### GIVEN PROBLEM:
Collect every line that includes the string "забора".

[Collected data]
※

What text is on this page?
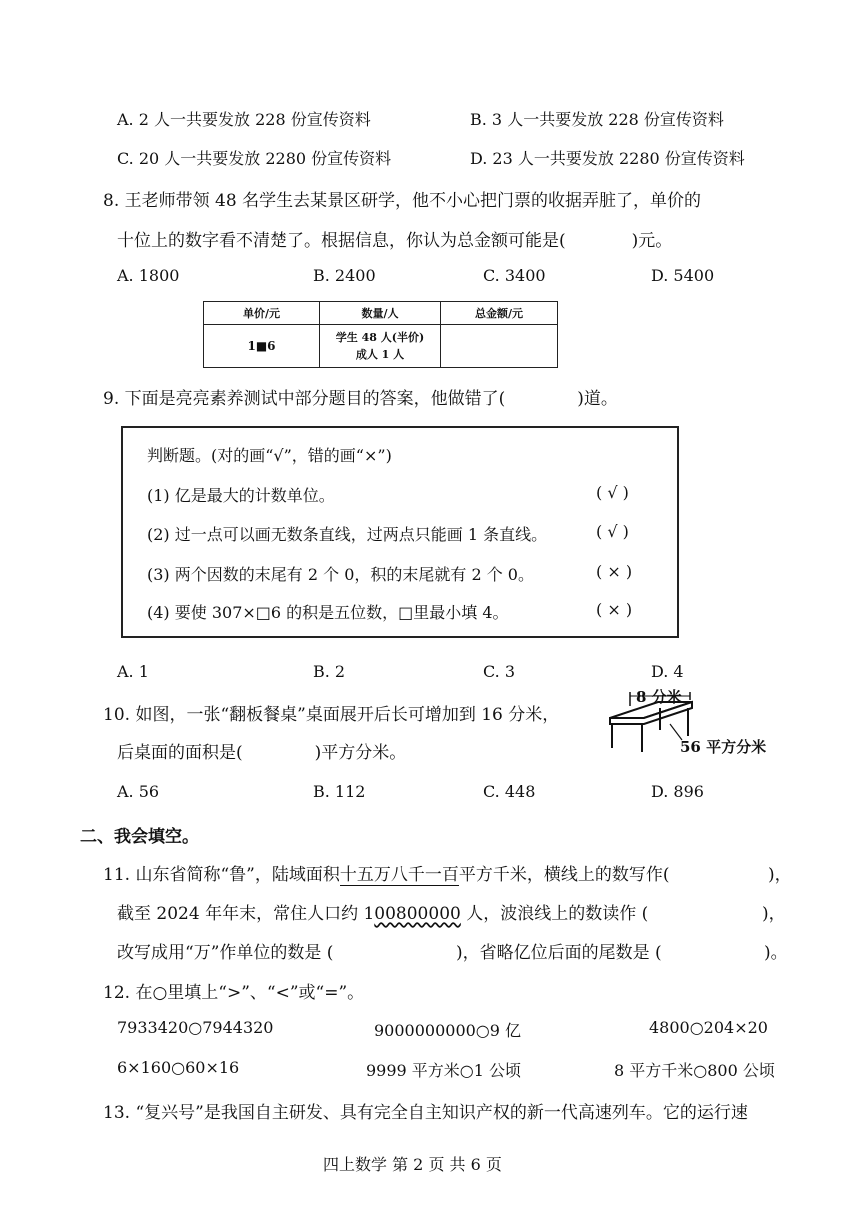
A. 2 人一共要发放 228 份宣传资料	B. 3 人一共要发放 228 份宣传资料
C. 20 人一共要发放 2280 份宣传资料	D. 23 人一共要发放 2280 份宣传资料
8. 王老师带领 48 名学生去某景区研学，他不小心把门票的收据弄脏了，单价的
十位上的数字看不清楚了。根据信息，你认为总金额可能是(	)元。
A. 1800	B. 2400	C. 3400	D. 5400
单价/元	数量/人	总金额/元
1■6	学生 48 人(半价)
成人 1 人	

9. 下面是亮亮素养测试中部分题目的答案，他做错了(	)道。
判断题。(对的画“√”，错的画“×”)
(1) 亿是最大的计数单位。	( √ )
(2) 过一点可以画无数条直线，过两点只能画 1 条直线。	( √ )
(3) 两个因数的末尾有 2 个 0，积的末尾就有 2 个 0。	( × )
(4) 要使 307×□6 的积是五位数，□里最小填 4。	( × )
A. 1	B. 2	C. 3	D. 4
10. 如图，一张“翻板餐桌”桌面展开后长可增加到 16 分米，
后桌面的面积是(	)平方分米。
8 分米
56 平方分米
A. 56	B. 112	C. 448	D. 896
二、我会填空。
11. 山东省简称“鲁”，陆域面积十五万八千一百平方千米，横线上的数写作(	)，
截至 2024 年年末，常住人口约 100800000 人，波浪线上的数读作 (	)，
改写成用“万”作单位的数是 (	)，省略亿位后面的尾数是 (	)。
12. 在○里填上“>”、“<”或“=”。
7933420○7944320	9000000000○9 亿	4800○204×20
6×160○60×16	9999 平方米○1 公顷	8 平方千米○800 公顷
13. “复兴号”是我国自主研发、具有完全自主知识产权的新一代高速列车。它的运行速
四上数学 第 2 页 共 6 页
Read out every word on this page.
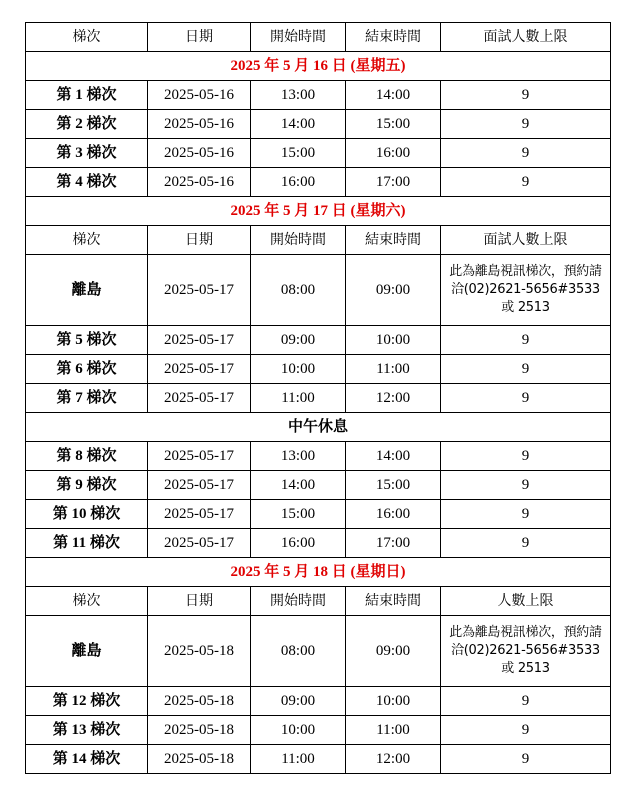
梯次	日期	開始時間	結束時間	面試人數上限
2025 年 5 月 16 日 (星期五)				
第 1 梯次	2025-05-16	13:00	14:00	9
第 2 梯次	2025-05-16	14:00	15:00	9
第 3 梯次	2025-05-16	15:00	16:00	9
第 4 梯次	2025-05-16	16:00	17:00	9
2025 年 5 月 17 日 (星期六)				
梯次	日期	開始時間	結束時間	面試人數上限
離島	2025-05-17	08:00	09:00	此為離島視訊梯次，預約請洽(02)2621-5656#3533 或 2513
第 5 梯次	2025-05-17	09:00	10:00	9
第 6 梯次	2025-05-17	10:00	11:00	9
第 7 梯次	2025-05-17	11:00	12:00	9
中午休息				
第 8 梯次	2025-05-17	13:00	14:00	9
第 9 梯次	2025-05-17	14:00	15:00	9
第 10 梯次	2025-05-17	15:00	16:00	9
第 11 梯次	2025-05-17	16:00	17:00	9
2025 年 5 月 18 日 (星期日)				
梯次	日期	開始時間	結束時間	人數上限
離島	2025-05-18	08:00	09:00	此為離島視訊梯次，預約請洽(02)2621-5656#3533 或 2513
第 12 梯次	2025-05-18	09:00	10:00	9
第 13 梯次	2025-05-18	10:00	11:00	9
第 14 梯次	2025-05-18	11:00	12:00	9
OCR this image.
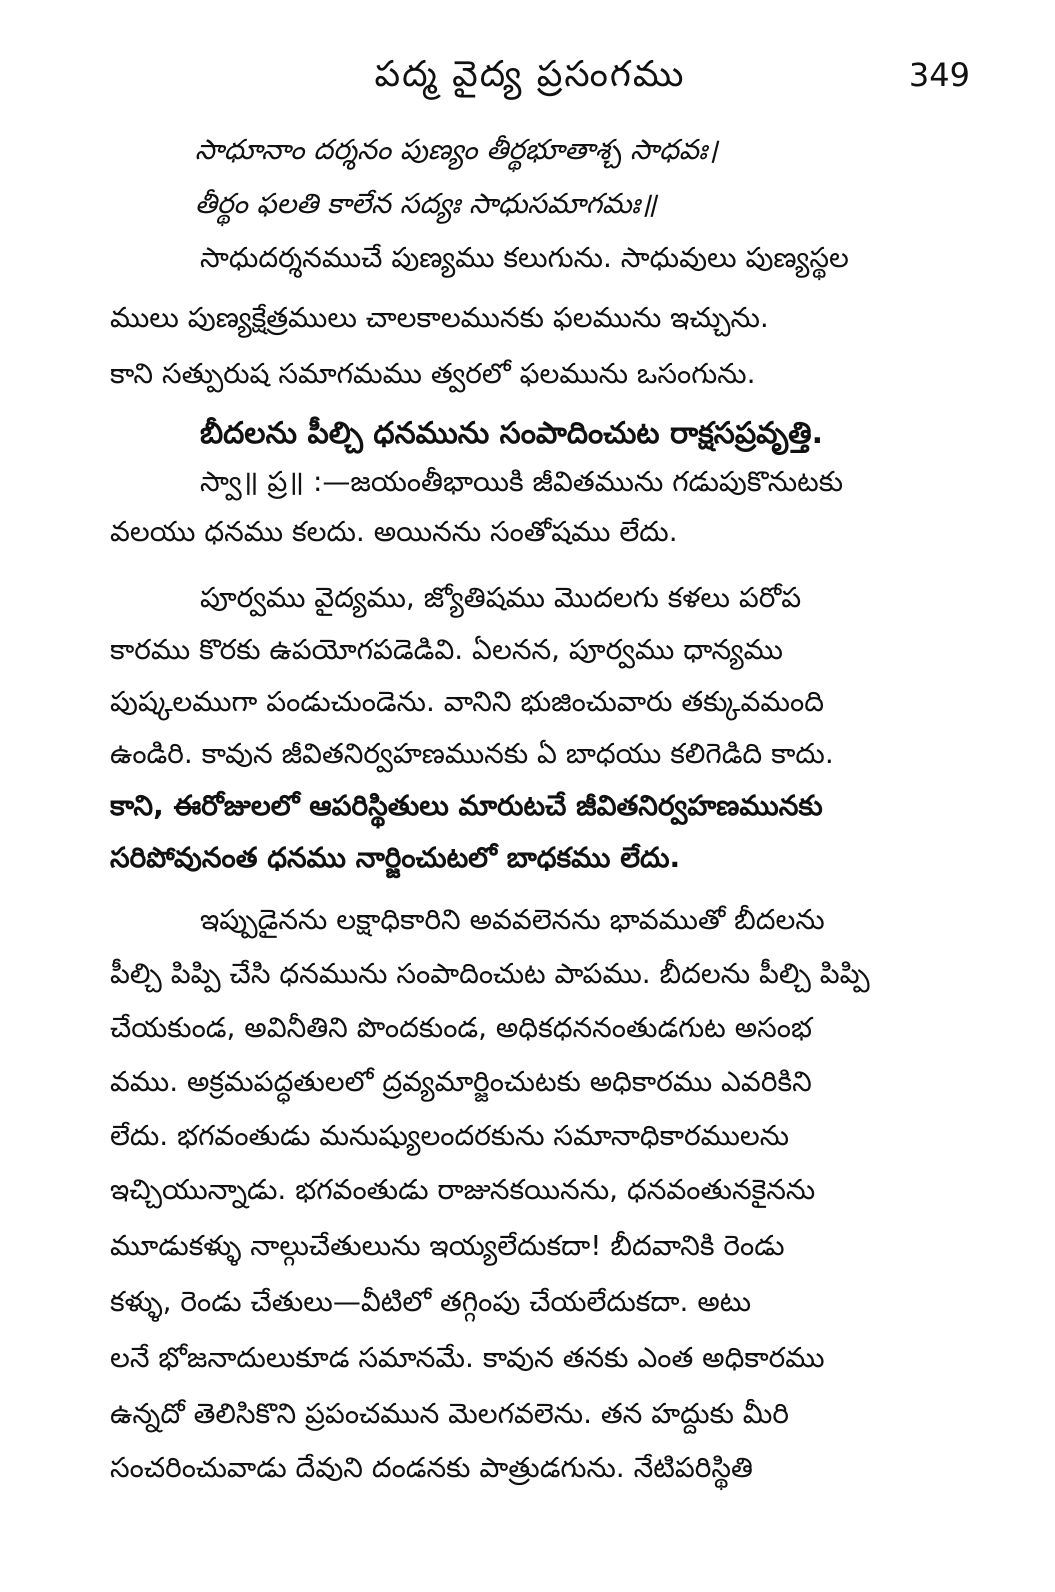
పద్మ వైద్య ప్రసంగము	349
సాధూనాం దర్శనం పుణ్యం తీర్థభూతాశ్చ సాధవః।
తీర్థం ఫలతి కాలేన సద్యః సాధుసమాగమః॥
సాధుదర్శనముచే పుణ్యము కలుగును. సాధువులు పుణ్యస్థల
ములు పుణ్యక్షేత్రములు చాలకాలమునకు ఫలమును ఇచ్చును.
కాని సత్పురుష సమాగమము త్వరలో ఫలమును ఒసంగును.
బీదలను పీల్చి ధనమును సంపాదించుట రాక్షసప్రవృత్తి.
స్వా॥ ప్ర॥ :—జయంతీభాయికి జీవితమును గడుపుకొనుటకు
వలయు ధనము కలదు. అయినను సంతోషము లేదు.
పూర్వము వైద్యము, జ్యోతిషము మొదలగు కళలు పరోప
కారము కొరకు ఉపయోగపడెడివి. ఏలనన, పూర్వము ధాన్యము
పుష్కలముగా పండుచుండెను. వానిని భుజించువారు తక్కువమంది
ఉండిరి. కావున జీవితనిర్వహణమునకు ఏ బాధయు కలిగెడిది కాదు.
కాని, ఈరోజులలో ఆపరిస్థితులు మారుటచే జీవితనిర్వహణమునకు
సరిపోవునంత ధనము నార్జించుటలో బాధకము లేదు.
ఇప్పుడైనను లక్షాధికారిని అవవలెనను భావముతో బీదలను
పీల్చి పిప్పి చేసి ధనమును సంపాదించుట పాపము. బీదలను పీల్చి పిప్పి
చేయకుండ, అవినీతిని పొందకుండ, అధికధననంతుడగుట అసంభ
వము. అక్రమపద్ధతులలో ద్రవ్యమార్జించుటకు అధికారము ఎవరికిని
లేదు. భగవంతుడు మనుష్యులందరకును సమానాధికారములను
ఇచ్చియున్నాడు. భగవంతుడు రాజునకయినను, ధనవంతునకైనను
మూడుకళ్ళు నాల్గుచేతులును ఇయ్యలేదుకదా! బీదవానికి రెండు
కళ్ళు, రెండు చేతులు—వీటిలో తగ్గింపు చేయలేదుకదా. అటు
లనే భోజనాదులుకూడ సమానమే. కావున తనకు ఎంత అధికారము
ఉన్నదో తెలిసికొని ప్రపంచమున మెలగవలెను. తన హద్దుకు మీరి
సంచరించువాడు దేవుని దండనకు పాత్రుడగును. నేటిపరిస్థితి
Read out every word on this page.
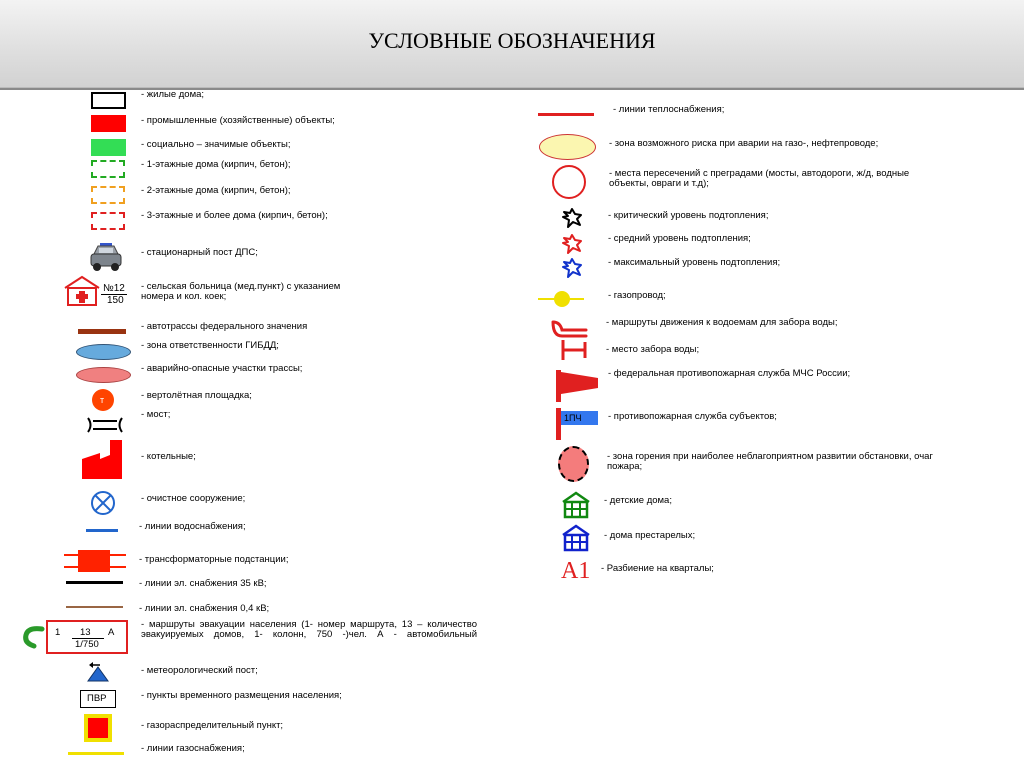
УСЛОВНЫЕ ОБОЗНАЧЕНИЯ
№12
150
т
1 13 А
1/750
ПВР
- жилые дома;
- промышленные (хозяйственные) объекты;
- социально – значимые объекты;
- 1-этажные дома (кирпич, бетон);
- 2-этажные дома (кирпич, бетон);
- 3-этажные и более дома (кирпич, бетон);
- стационарный пост ДПС;
- сельская больница (мед.пункт) с указанием номера и кол. коек;
- автотрассы федерального значения
- зона ответственности ГИБДД;
- аварийно-опасные участки трассы;
- вертолётная площадка;
- мост;
- котельные;
- очистное сооружение;
- линии водоснабжения;
- трансформаторные подстанции;
- линии эл. снабжения 35 кВ;
- линии эл. снабжения 0,4 кВ;
- маршруты эвакуации населения (1- номер маршрута, 13 – количество эвакуируемых домов, 1- колонн, 750 -)чел. А - автомобильный
- метеорологический пост;
- пункты временного размещения населения;
- газораспределительный пункт;
- линии газоснабжения;
1ПЧ
А1
- линии теплоснабжения;
- зона возможного риска при аварии на газо-, нефтепроводе;
- места пересечений с преградами (мосты, автодороги, ж/д, водные объекты, овраги и т.д);
- критический уровень подтопления;
- средний уровень подтопления;
- максимальный уровень подтопления;
- газопровод;
- маршруты движения к водоемам для забора воды;
- место забора воды;
- федеральная противопожарная служба МЧС России;
- противопожарная служба субъектов;
- зона горения при наиболее неблагоприятном развитии обстановки, очаг пожара;
- детские дома;
- дома престарелых;
- Разбиение на кварталы;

※

### PROBLEM SOLUTION:
- маршруты движения к водоемам для забора воды;
- место забора воды;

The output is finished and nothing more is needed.